**Extracted data:**

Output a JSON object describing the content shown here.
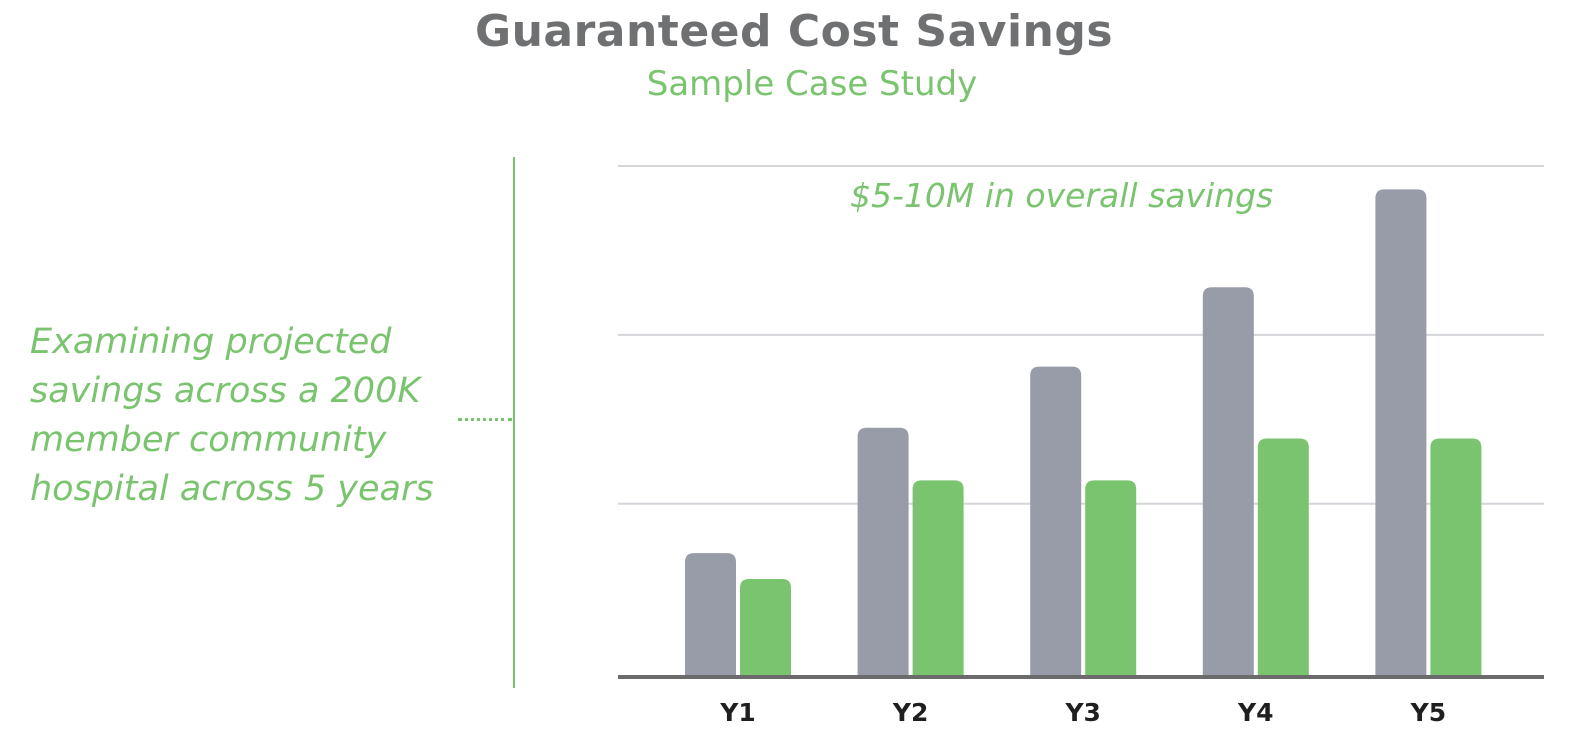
{
  "chart_data": {
    "type": "bar",
    "title": "Guaranteed Cost Savings",
    "subtitle": "Sample Case Study",
    "categories": [
      "Y1",
      "Y2",
      "Y3",
      "Y4",
      "Y5"
    ],
    "series": [
      {
        "color": "#989ca9",
        "values": [
          1.47,
          2.97,
          3.7,
          4.65,
          5.82
        ]
      },
      {
        "color": "#7bc46f",
        "values": [
          1.16,
          2.34,
          2.34,
          2.84,
          2.84
        ]
      }
    ],
    "ylim": [
      0,
      6.1
    ],
    "gridlines": [
      2.06,
      4.08,
      6.1
    ],
    "grid": true,
    "axis_color": "#6b6b6b",
    "annotation": "$5-10M in overall savings",
    "side_note": "Examining projected\nsavings across a 200K\nmember community\nhospital across 5 years"
  }
}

**Request:**
Print the records word for word and exclude any picture they hold.

**Output of the exercise:**
Output a JSON object describing the content shown here.
{
  "chart_data": {
    "type": "bar",
    "title": "Guaranteed Cost Savings",
    "subtitle": "Sample Case Study",
    "categories": [
      "Y1",
      "Y2",
      "Y3",
      "Y4",
      "Y5"
    ],
    "series": [
      {
        "color": "#989ca9",
        "values": [
          1.47,
          2.97,
          3.7,
          4.65,
          5.82
        ]
      },
      {
        "color": "#7bc46f",
        "values": [
          1.16,
          2.34,
          2.34,
          2.84,
          2.84
        ]
      }
    ],
    "ylim": [
      0,
      6.1
    ],
    "gridlines": [
      2.06,
      4.08,
      6.1
    ],
    "grid": true,
    "axis_color": "#6b6b6b",
    "annotation": "$5-10M in overall savings",
    "side_note": "Examining projected\nsavings across a 200K\nmember community\nhospital across 5 years"
  }
}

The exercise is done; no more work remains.